**Task directions**:
Transcribe every line exactly. Leave the pictures behind.

(Dataset excerpt)
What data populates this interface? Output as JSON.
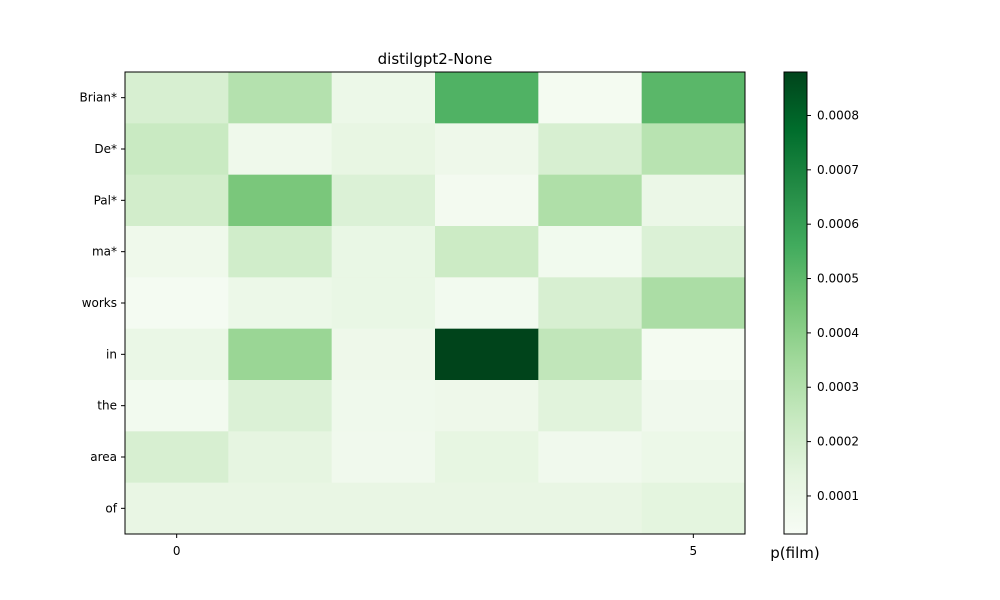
{
  "chart_data": {
    "type": "heatmap",
    "title": "distilgpt2-None",
    "rows": [
      "Brian*",
      "De*",
      "Pal*",
      "ma*",
      "works",
      "in",
      "the",
      "area",
      "of"
    ],
    "x_ticks": [
      0,
      5
    ],
    "values": [
      [
        0.000185,
        0.000295,
        9.5e-05,
        0.00053,
        5e-05,
        0.00051
      ],
      [
        0.000235,
        8e-05,
        0.00012,
        8.5e-05,
        0.000185,
        0.000285
      ],
      [
        0.000205,
        0.00044,
        0.00017,
        5.5e-05,
        0.00031,
        0.0001
      ],
      [
        8e-05,
        0.00021,
        0.00011,
        0.000225,
        6.5e-05,
        0.00017
      ],
      [
        4.5e-05,
        9.5e-05,
        0.00011,
        6e-05,
        0.000185,
        0.00032
      ],
      [
        0.000105,
        0.000365,
        8.5e-05,
        0.00088,
        0.00026,
        5e-05
      ],
      [
        6e-05,
        0.00017,
        7.5e-05,
        8.5e-05,
        0.00015,
        7e-05
      ],
      [
        0.000185,
        0.00013,
        7e-05,
        0.000125,
        7e-05,
        9.5e-05
      ],
      [
        0.000115,
        0.000115,
        0.000115,
        0.000115,
        0.000115,
        0.00014
      ]
    ],
    "colorbar": {
      "label": "p(film)",
      "min": 3e-05,
      "max": 0.00088,
      "ticks": [
        0.0001,
        0.0002,
        0.0003,
        0.0004,
        0.0005,
        0.0006,
        0.0007,
        0.0008
      ],
      "tick_labels": [
        "0.0001",
        "0.0002",
        "0.0003",
        "0.0004",
        "0.0005",
        "0.0006",
        "0.0007",
        "0.0008"
      ],
      "colormap": "Greens",
      "color_low": "#f7fcf5",
      "color_high": "#00441b"
    }
  }
}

**Expected answer**:
What data populates this interface? Output as JSON.
{
  "chart_data": {
    "type": "heatmap",
    "title": "distilgpt2-None",
    "rows": [
      "Brian*",
      "De*",
      "Pal*",
      "ma*",
      "works",
      "in",
      "the",
      "area",
      "of"
    ],
    "x_ticks": [
      0,
      5
    ],
    "values": [
      [
        0.000185,
        0.000295,
        9.5e-05,
        0.00053,
        5e-05,
        0.00051
      ],
      [
        0.000235,
        8e-05,
        0.00012,
        8.5e-05,
        0.000185,
        0.000285
      ],
      [
        0.000205,
        0.00044,
        0.00017,
        5.5e-05,
        0.00031,
        0.0001
      ],
      [
        8e-05,
        0.00021,
        0.00011,
        0.000225,
        6.5e-05,
        0.00017
      ],
      [
        4.5e-05,
        9.5e-05,
        0.00011,
        6e-05,
        0.000185,
        0.00032
      ],
      [
        0.000105,
        0.000365,
        8.5e-05,
        0.00088,
        0.00026,
        5e-05
      ],
      [
        6e-05,
        0.00017,
        7.5e-05,
        8.5e-05,
        0.00015,
        7e-05
      ],
      [
        0.000185,
        0.00013,
        7e-05,
        0.000125,
        7e-05,
        9.5e-05
      ],
      [
        0.000115,
        0.000115,
        0.000115,
        0.000115,
        0.000115,
        0.00014
      ]
    ],
    "colorbar": {
      "label": "p(film)",
      "min": 3e-05,
      "max": 0.00088,
      "ticks": [
        0.0001,
        0.0002,
        0.0003,
        0.0004,
        0.0005,
        0.0006,
        0.0007,
        0.0008
      ],
      "tick_labels": [
        "0.0001",
        "0.0002",
        "0.0003",
        "0.0004",
        "0.0005",
        "0.0006",
        "0.0007",
        "0.0008"
      ],
      "colormap": "Greens",
      "color_low": "#f7fcf5",
      "color_high": "#00441b"
    }
  }
}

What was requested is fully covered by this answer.